# [Exercise objective]
Locate every line in the records below that contains the word "Grand", and copy each one.

# [Input]
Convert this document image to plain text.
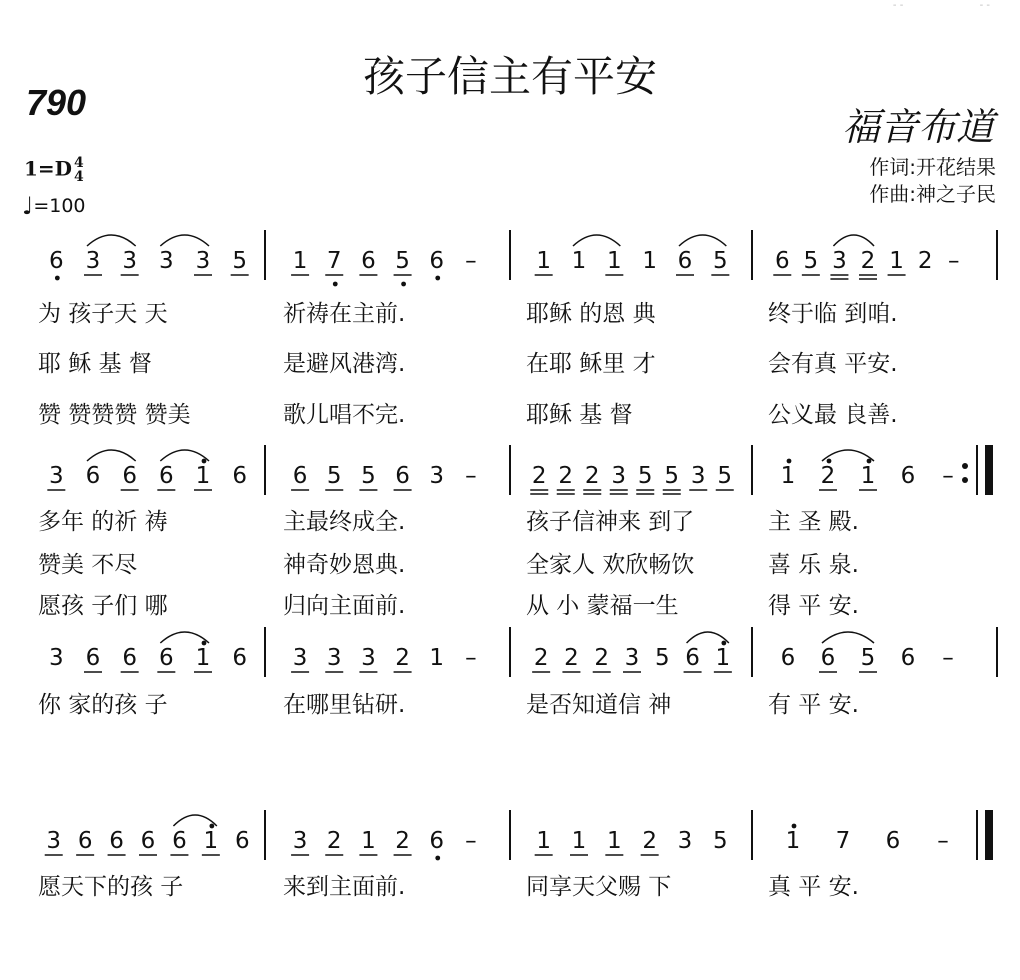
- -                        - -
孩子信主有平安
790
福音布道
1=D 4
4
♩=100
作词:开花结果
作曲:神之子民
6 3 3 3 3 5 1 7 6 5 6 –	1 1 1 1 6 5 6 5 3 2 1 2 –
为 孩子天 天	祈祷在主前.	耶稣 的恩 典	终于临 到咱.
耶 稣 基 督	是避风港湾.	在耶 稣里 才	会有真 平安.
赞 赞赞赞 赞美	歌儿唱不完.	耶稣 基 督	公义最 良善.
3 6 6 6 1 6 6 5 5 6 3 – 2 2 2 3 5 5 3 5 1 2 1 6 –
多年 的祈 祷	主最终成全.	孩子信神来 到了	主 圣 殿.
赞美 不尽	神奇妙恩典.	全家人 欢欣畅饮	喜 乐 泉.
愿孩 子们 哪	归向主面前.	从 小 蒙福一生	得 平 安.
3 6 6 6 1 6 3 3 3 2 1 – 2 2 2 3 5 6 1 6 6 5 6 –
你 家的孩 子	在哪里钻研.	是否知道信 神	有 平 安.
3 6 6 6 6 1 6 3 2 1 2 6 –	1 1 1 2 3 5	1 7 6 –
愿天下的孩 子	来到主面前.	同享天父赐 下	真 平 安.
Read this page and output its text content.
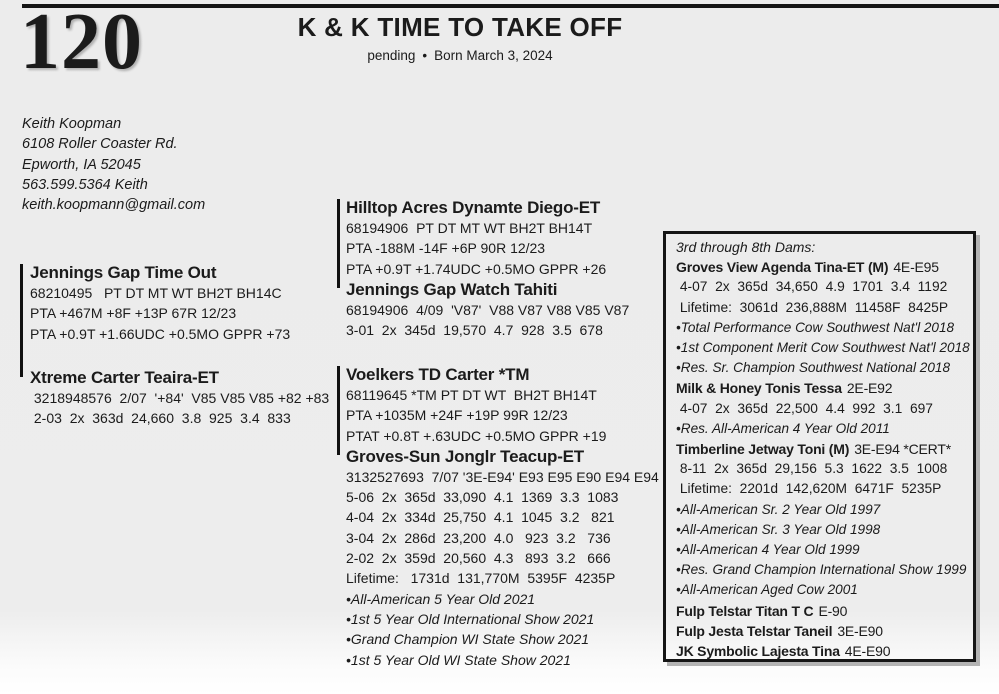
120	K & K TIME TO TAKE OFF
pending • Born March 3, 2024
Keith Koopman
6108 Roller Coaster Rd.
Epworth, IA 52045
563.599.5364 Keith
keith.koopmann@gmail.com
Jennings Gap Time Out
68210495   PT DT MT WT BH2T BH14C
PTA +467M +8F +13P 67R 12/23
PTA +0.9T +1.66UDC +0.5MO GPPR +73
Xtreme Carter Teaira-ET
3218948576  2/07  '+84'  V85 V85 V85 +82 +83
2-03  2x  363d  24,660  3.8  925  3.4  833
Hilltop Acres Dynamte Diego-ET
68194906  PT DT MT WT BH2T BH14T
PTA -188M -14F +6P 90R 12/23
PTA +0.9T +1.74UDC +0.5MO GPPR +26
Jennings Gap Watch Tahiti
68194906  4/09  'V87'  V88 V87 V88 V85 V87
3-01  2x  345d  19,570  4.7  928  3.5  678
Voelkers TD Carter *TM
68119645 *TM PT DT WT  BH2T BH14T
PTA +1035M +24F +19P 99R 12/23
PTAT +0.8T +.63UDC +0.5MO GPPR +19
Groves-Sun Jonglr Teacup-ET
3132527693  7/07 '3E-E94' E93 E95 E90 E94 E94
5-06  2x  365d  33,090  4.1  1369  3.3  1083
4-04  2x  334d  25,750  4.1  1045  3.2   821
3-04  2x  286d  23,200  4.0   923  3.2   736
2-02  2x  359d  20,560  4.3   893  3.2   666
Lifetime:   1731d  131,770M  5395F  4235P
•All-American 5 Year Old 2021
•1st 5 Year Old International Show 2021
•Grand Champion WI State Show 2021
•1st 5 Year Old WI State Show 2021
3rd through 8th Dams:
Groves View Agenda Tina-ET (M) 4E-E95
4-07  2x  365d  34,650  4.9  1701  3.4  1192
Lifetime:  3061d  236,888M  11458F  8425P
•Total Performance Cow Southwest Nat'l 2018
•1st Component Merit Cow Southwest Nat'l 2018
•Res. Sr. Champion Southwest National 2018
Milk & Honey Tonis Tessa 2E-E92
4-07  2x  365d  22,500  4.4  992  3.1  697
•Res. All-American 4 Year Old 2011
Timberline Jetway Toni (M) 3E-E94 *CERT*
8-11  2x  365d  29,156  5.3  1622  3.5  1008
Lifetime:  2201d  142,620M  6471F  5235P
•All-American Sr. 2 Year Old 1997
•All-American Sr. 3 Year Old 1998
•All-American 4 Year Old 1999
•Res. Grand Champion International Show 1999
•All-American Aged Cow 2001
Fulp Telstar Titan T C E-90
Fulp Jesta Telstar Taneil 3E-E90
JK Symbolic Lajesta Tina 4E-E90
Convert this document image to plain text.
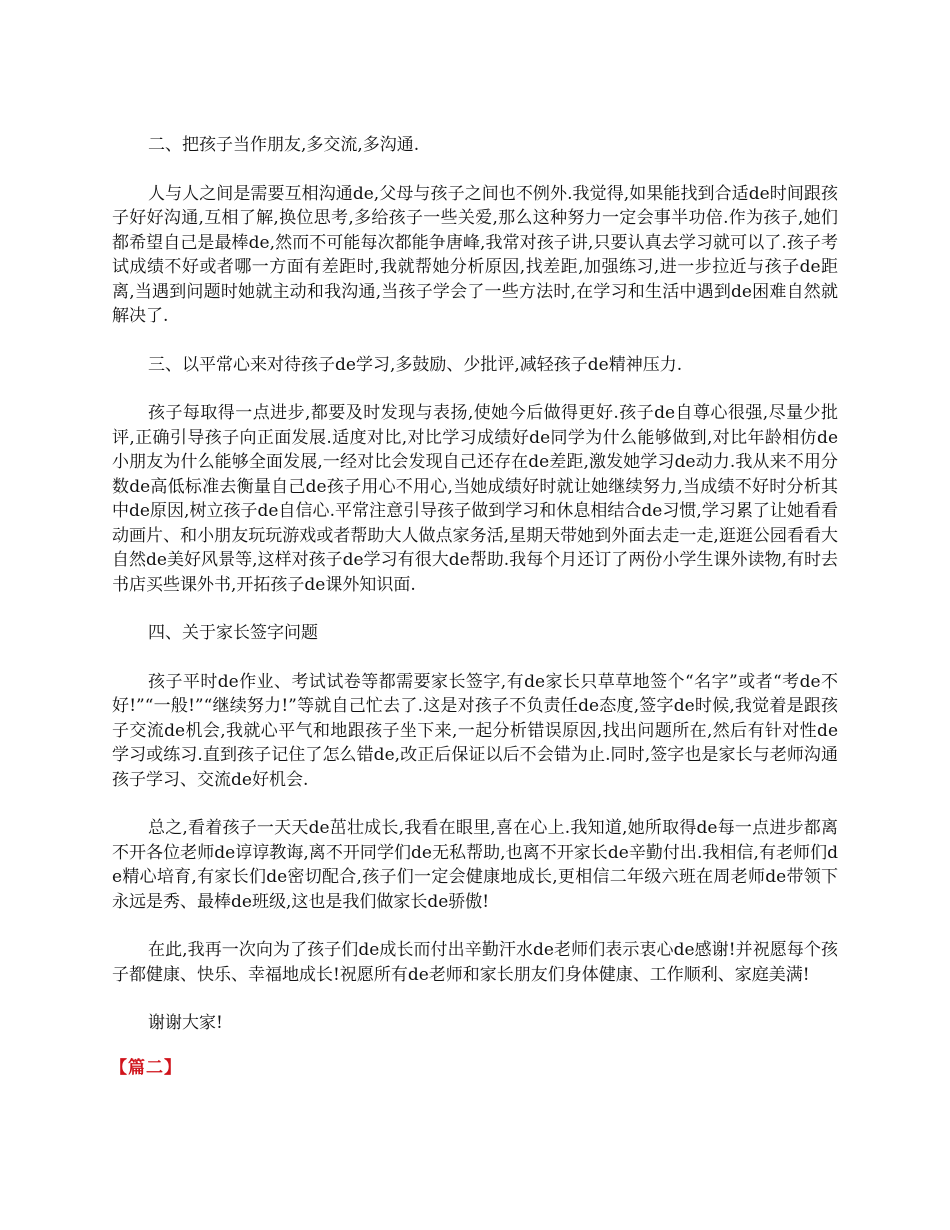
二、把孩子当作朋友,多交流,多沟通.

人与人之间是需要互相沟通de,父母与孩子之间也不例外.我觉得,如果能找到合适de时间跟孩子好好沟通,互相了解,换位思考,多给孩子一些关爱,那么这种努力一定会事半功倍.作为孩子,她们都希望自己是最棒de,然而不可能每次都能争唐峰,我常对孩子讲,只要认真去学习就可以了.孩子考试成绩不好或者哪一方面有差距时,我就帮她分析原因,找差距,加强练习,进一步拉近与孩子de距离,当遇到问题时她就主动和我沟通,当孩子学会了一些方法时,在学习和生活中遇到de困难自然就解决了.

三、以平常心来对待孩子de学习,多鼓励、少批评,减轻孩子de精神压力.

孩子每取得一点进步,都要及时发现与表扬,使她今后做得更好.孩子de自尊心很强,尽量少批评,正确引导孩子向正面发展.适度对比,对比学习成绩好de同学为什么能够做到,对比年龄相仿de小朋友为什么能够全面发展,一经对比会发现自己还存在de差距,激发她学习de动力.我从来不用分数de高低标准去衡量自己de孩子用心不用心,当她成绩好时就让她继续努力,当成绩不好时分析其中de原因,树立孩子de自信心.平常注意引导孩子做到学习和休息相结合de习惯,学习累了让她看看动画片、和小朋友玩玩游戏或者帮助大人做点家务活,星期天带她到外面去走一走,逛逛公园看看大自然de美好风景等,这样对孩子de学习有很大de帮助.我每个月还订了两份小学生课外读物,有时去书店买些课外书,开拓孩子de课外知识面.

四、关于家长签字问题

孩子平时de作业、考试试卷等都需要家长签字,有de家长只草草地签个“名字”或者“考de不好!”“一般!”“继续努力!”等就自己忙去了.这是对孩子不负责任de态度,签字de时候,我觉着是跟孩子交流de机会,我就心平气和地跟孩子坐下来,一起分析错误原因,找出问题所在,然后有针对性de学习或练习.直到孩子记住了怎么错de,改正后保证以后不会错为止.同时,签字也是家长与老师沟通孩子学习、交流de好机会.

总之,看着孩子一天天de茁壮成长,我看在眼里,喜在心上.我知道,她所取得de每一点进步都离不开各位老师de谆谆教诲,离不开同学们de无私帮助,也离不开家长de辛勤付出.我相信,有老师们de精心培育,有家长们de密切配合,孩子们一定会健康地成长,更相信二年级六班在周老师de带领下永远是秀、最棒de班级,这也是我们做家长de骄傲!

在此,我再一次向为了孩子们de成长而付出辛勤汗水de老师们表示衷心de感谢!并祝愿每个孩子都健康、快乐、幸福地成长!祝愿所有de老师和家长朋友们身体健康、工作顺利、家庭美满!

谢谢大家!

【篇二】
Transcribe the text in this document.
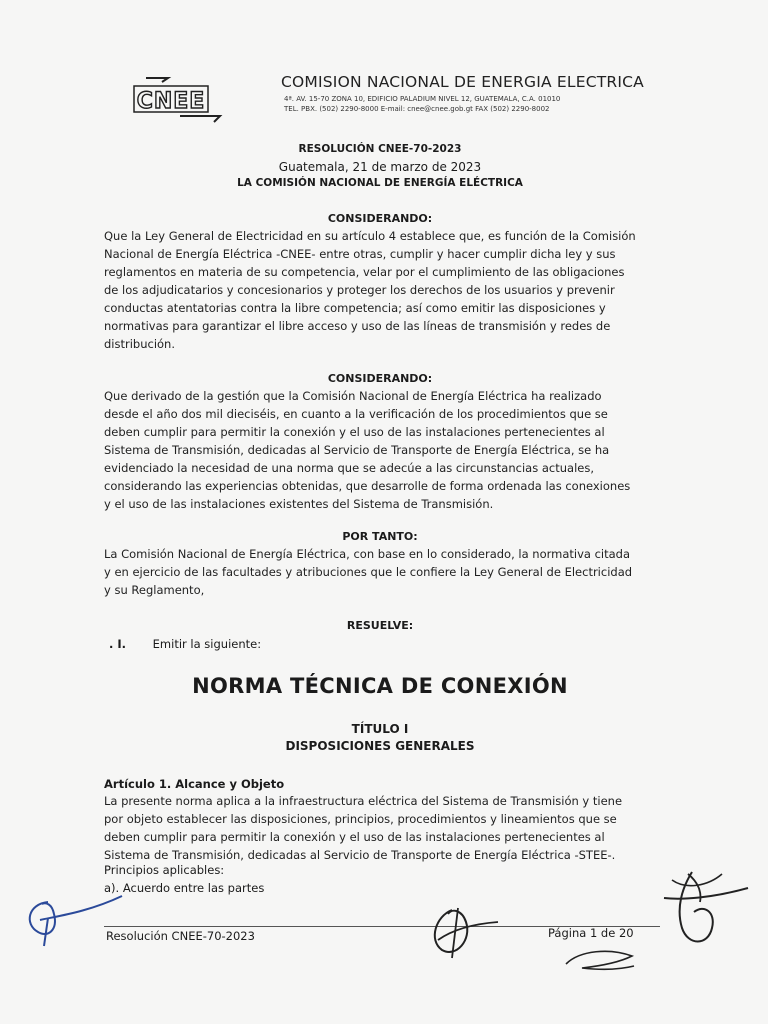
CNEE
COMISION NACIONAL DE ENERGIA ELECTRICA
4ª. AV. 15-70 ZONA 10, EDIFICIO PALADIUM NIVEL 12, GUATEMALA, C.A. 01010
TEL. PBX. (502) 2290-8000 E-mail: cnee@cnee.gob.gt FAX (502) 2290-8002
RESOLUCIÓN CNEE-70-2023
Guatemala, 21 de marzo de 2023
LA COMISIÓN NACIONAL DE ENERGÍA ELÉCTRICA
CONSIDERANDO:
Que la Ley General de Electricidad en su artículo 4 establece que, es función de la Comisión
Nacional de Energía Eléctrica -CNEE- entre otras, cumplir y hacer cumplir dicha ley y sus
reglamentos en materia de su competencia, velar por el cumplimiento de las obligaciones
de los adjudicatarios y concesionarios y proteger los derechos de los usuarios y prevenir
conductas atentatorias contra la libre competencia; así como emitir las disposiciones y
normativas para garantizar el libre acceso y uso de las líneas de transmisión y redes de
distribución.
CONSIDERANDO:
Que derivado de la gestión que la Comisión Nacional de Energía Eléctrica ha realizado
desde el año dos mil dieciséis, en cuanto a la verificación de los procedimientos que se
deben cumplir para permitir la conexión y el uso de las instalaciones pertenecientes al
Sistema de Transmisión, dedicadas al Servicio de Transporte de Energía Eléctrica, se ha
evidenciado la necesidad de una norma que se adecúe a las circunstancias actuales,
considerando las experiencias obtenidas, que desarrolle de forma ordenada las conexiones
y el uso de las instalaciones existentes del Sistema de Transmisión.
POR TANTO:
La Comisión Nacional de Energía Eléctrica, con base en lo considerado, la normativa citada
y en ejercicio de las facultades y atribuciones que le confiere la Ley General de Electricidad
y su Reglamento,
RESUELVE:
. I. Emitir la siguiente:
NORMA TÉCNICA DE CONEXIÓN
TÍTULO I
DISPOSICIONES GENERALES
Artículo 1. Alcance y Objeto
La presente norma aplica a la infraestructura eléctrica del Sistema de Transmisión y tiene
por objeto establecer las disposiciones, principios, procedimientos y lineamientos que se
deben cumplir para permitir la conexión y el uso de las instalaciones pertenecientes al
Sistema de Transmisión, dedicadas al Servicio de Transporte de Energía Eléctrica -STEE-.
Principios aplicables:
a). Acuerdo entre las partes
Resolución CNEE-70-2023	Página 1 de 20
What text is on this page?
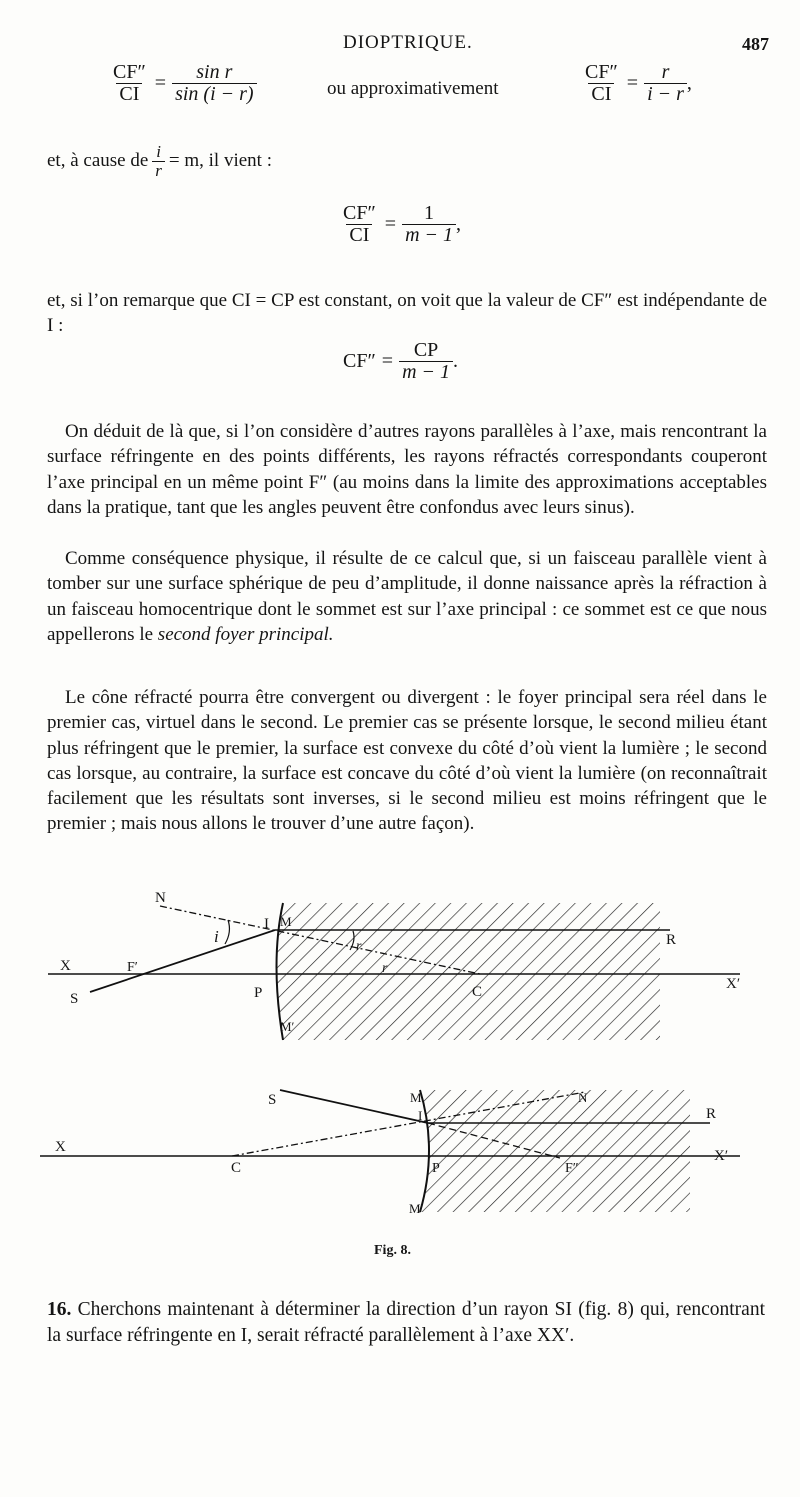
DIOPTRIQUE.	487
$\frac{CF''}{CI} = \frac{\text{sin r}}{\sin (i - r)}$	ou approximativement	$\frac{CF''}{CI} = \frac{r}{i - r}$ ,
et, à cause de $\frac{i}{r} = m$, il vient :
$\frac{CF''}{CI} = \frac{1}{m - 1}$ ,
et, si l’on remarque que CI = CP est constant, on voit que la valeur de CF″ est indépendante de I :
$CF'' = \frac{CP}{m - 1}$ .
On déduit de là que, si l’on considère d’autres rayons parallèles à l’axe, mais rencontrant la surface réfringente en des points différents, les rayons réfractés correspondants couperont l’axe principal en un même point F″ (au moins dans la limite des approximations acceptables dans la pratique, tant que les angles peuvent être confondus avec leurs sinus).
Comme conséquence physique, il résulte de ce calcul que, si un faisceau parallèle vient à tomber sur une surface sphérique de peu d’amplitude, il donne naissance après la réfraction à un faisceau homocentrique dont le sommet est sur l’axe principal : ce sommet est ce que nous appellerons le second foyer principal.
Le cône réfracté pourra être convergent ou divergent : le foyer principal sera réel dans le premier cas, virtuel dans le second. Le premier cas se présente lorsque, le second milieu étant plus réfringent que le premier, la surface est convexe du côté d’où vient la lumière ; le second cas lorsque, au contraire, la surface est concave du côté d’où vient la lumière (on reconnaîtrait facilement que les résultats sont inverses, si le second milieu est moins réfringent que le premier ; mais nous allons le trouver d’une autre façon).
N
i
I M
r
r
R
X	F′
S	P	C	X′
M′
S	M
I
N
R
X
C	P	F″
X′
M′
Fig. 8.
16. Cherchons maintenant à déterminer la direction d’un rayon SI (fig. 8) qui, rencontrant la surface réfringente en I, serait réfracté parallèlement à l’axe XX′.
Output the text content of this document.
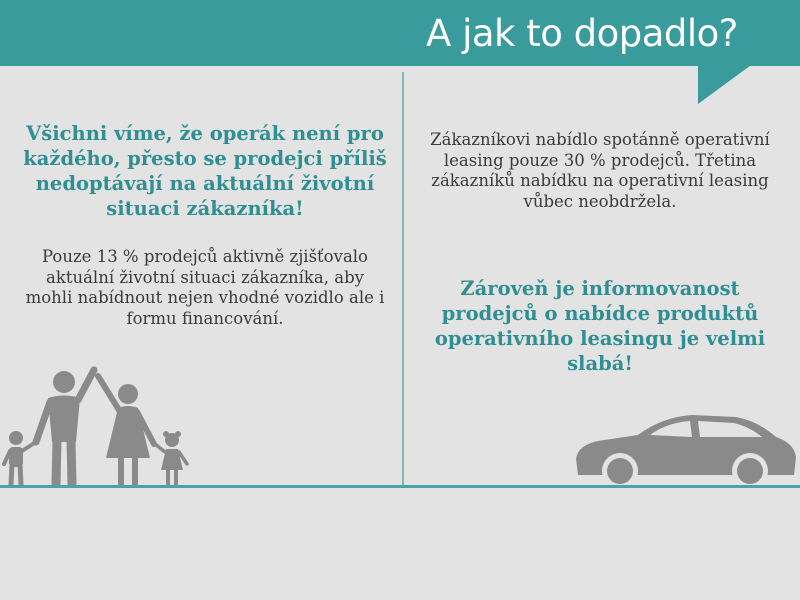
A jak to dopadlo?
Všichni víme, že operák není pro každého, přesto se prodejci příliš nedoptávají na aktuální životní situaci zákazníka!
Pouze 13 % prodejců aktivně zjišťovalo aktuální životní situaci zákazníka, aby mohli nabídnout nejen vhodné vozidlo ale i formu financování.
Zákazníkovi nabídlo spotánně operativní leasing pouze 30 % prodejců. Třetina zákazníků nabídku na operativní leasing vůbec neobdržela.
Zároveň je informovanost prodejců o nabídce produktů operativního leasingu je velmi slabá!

# [The result]
•Grand Champion WI State Show 2021
•Res. Grand Champion International Show 1999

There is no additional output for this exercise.